- **Requirement**
Go through the lines below. Copy those with "screenshot".

- **Input records**
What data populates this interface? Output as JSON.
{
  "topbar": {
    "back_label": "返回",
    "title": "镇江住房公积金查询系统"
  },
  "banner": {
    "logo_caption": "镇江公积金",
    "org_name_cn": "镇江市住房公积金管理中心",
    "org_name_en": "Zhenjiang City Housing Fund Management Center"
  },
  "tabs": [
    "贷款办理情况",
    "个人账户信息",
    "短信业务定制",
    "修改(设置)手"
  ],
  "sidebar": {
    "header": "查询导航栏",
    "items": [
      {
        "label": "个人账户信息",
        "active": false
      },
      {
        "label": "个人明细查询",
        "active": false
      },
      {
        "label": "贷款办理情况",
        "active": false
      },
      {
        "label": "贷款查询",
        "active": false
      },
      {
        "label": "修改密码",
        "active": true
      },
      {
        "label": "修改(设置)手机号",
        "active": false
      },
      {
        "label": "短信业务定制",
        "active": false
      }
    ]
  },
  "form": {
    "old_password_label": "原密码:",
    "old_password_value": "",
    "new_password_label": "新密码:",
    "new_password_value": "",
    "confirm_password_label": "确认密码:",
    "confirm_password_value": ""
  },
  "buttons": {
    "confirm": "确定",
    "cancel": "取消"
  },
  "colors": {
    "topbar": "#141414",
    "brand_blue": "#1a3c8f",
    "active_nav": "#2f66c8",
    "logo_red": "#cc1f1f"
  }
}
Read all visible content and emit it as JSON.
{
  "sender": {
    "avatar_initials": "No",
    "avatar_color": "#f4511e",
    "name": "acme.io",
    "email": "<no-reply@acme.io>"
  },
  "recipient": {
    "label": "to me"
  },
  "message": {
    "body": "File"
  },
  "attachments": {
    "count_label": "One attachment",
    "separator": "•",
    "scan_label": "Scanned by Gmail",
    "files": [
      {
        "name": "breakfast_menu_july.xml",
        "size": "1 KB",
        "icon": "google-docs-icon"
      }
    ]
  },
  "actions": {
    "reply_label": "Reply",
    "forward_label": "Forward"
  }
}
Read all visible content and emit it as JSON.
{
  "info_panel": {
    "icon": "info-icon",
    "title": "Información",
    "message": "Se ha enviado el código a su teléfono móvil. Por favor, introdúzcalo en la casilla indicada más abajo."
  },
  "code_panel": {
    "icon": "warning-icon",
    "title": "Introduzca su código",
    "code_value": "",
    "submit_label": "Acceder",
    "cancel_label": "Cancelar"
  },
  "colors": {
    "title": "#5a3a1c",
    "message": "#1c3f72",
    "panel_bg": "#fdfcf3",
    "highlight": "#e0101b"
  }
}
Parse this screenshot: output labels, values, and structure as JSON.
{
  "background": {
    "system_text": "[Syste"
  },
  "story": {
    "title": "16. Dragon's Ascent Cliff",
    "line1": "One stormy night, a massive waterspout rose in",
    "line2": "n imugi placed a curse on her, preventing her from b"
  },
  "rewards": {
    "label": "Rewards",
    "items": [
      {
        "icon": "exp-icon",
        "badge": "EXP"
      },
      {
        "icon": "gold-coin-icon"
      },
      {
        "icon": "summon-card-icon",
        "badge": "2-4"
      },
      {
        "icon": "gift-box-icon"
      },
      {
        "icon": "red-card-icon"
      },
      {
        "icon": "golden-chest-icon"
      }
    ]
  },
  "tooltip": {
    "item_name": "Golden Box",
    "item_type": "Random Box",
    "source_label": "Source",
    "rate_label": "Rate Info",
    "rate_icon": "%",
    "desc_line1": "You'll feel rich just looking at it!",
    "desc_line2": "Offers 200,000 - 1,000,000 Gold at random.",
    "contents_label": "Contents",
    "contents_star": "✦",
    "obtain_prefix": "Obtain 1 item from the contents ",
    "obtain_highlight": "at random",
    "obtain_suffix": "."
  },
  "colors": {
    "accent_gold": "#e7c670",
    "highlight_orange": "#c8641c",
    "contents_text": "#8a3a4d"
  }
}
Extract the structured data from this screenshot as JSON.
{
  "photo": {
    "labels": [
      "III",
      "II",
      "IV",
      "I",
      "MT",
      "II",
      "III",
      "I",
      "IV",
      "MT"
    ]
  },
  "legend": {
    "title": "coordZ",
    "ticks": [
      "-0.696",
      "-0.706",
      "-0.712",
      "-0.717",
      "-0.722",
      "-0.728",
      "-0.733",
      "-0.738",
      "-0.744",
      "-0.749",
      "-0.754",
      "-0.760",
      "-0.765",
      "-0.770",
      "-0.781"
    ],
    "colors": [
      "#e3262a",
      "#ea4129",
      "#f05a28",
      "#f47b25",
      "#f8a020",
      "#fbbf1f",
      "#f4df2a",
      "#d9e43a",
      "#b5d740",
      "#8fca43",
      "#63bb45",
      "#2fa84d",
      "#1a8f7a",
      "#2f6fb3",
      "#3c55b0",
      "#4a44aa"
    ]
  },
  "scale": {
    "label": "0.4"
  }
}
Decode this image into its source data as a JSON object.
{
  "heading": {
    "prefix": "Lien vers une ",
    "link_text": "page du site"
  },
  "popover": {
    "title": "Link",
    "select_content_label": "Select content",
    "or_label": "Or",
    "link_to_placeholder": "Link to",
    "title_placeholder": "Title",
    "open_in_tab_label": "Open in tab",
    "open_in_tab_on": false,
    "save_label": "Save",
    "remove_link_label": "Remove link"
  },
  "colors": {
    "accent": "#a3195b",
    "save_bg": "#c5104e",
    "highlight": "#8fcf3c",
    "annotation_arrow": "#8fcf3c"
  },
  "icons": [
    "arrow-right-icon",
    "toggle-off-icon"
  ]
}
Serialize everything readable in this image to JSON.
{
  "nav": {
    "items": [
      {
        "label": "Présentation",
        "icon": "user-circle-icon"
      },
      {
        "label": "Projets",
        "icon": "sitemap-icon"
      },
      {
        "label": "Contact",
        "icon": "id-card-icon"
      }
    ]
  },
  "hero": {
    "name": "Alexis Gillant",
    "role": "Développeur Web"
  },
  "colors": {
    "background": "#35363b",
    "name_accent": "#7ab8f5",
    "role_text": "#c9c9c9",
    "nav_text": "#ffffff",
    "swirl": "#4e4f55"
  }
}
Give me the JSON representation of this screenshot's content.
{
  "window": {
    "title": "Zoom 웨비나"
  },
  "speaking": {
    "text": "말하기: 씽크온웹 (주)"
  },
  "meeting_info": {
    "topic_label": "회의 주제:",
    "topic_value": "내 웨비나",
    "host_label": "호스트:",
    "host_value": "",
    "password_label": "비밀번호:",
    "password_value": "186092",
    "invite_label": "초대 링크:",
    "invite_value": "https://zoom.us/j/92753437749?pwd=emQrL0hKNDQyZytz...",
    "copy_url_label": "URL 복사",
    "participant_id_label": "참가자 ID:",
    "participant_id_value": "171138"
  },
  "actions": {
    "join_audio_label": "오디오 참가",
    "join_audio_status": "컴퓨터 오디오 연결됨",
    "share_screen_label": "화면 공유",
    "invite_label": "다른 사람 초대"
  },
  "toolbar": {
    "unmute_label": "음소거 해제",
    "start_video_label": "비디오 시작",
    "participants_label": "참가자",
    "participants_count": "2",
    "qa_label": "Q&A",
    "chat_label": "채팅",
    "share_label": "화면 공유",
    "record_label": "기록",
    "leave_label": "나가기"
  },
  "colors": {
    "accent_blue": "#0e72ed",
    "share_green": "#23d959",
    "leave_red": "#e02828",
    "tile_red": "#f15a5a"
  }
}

- **Written answer**
Parse this screenshot: output labels, values, and structure as JSON.
Extract the structured data from this screenshot as JSON.
Give me the JSON representation of this screenshot's content.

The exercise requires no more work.